**Given exercise:** From the listing, collect all lines containing the word "ADATE".

**Entries:**

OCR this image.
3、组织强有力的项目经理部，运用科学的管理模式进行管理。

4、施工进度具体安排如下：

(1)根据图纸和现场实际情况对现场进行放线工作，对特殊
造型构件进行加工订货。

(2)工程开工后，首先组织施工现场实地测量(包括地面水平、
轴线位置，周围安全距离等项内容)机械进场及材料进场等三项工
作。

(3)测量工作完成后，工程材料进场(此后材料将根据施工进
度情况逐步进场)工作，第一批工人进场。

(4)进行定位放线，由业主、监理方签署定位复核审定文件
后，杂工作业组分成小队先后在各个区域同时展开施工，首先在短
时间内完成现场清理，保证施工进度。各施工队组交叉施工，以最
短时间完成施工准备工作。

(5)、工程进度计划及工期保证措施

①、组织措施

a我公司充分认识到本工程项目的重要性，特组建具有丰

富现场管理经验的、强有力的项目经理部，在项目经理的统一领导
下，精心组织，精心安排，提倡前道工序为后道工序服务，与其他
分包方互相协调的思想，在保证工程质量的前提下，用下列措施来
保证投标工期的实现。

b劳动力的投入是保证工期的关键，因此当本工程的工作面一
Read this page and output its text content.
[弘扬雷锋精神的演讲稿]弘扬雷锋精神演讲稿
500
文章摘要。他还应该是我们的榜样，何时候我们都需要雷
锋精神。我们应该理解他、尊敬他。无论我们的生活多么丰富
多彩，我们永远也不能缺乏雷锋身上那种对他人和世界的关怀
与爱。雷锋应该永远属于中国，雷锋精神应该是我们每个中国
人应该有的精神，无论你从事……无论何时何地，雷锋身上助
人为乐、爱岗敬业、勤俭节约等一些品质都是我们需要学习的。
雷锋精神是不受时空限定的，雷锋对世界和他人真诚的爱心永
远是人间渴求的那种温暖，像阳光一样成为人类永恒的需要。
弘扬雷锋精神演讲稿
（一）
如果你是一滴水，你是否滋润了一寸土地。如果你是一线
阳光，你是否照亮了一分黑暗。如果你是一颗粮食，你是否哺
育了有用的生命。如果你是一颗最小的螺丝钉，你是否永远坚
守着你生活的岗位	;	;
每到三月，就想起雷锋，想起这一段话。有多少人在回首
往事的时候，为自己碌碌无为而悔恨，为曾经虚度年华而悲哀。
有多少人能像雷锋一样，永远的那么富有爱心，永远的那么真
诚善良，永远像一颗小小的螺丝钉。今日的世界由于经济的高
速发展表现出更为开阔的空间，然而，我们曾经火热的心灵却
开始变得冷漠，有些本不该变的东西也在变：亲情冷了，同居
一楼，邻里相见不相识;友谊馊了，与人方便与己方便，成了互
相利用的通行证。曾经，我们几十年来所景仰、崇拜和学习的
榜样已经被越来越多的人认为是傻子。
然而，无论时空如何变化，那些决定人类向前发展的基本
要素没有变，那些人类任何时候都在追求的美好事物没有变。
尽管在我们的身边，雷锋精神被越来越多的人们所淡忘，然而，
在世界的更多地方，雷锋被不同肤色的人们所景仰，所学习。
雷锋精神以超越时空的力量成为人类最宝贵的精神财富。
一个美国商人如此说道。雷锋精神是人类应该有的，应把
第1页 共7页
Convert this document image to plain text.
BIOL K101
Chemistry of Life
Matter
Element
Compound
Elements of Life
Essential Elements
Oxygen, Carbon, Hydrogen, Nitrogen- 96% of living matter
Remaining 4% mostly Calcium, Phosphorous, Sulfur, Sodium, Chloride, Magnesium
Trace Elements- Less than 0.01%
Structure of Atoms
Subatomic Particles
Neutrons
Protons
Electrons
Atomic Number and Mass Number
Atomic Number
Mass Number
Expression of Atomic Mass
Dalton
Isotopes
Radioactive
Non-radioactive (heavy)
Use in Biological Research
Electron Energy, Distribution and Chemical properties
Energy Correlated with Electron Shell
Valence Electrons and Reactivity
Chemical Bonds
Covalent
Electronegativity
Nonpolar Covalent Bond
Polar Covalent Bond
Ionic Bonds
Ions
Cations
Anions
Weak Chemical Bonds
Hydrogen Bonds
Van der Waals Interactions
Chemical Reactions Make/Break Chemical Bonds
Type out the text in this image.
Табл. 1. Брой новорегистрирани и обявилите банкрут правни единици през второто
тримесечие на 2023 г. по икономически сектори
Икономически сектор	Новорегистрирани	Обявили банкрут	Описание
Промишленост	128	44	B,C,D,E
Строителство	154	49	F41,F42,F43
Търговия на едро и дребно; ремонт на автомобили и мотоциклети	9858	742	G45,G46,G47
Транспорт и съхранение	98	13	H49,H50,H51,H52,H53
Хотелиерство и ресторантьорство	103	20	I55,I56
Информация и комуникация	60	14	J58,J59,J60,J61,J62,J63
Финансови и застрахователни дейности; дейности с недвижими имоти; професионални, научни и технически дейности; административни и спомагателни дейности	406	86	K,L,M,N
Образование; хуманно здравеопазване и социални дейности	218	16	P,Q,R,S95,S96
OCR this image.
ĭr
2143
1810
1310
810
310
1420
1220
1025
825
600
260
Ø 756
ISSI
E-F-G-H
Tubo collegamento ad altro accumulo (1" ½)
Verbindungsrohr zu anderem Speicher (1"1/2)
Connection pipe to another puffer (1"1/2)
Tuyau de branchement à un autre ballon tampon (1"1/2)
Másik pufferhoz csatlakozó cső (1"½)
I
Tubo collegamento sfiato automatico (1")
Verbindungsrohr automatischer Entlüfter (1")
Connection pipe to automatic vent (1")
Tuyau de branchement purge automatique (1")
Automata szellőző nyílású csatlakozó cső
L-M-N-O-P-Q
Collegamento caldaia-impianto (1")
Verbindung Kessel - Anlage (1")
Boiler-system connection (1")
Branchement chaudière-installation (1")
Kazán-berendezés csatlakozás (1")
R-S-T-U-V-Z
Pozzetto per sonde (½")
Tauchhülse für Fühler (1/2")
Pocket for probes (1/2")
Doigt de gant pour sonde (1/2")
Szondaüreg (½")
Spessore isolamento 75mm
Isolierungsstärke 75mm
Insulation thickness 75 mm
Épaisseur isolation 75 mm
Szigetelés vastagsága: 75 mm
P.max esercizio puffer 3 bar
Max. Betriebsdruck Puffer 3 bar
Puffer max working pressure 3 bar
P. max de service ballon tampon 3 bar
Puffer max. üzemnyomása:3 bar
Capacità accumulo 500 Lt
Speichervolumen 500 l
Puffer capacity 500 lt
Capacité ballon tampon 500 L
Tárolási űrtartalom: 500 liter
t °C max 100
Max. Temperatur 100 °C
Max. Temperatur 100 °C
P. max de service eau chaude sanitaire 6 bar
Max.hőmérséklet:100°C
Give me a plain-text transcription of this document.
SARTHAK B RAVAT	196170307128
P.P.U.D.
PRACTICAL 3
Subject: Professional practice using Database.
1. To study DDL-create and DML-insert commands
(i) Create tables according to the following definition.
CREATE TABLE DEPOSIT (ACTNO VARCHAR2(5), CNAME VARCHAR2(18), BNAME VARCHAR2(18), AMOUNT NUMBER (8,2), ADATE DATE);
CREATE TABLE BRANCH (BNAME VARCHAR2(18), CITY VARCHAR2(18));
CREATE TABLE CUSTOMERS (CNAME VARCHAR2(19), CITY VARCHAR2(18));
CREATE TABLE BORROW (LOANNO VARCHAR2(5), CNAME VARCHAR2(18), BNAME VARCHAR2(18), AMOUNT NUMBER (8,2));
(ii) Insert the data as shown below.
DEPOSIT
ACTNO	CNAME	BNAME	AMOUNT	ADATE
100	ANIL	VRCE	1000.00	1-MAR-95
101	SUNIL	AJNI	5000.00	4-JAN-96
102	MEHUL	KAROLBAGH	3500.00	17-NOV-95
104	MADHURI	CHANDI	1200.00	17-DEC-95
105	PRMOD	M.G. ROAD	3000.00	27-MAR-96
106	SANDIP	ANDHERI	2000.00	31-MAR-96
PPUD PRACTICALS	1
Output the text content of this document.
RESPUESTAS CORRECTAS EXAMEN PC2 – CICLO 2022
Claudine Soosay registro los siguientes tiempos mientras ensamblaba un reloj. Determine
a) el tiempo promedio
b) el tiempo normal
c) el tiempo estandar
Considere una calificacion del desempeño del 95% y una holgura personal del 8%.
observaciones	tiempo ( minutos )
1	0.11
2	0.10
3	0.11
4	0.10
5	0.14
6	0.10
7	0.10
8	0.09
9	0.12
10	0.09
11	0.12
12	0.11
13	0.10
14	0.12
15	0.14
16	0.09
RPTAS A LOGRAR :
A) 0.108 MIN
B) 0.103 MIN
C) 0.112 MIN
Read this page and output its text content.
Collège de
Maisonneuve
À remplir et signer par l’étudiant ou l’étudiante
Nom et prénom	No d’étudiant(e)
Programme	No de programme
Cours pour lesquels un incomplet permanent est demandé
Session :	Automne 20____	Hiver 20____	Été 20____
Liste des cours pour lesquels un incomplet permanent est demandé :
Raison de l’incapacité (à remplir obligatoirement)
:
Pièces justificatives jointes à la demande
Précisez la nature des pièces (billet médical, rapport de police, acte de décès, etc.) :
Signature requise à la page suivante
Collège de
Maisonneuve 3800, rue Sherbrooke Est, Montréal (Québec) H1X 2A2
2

**Response to the exercise:**
CREATE TABLE DEPOSIT (ACTNO VARCHAR2(5), CNAME VARCHAR2(18), BNAME VARCHAR2(18), AMOUNT NUMBER (8,2), ADATE DATE);
ACTNO	CNAME	BNAME	AMOUNT	ADATE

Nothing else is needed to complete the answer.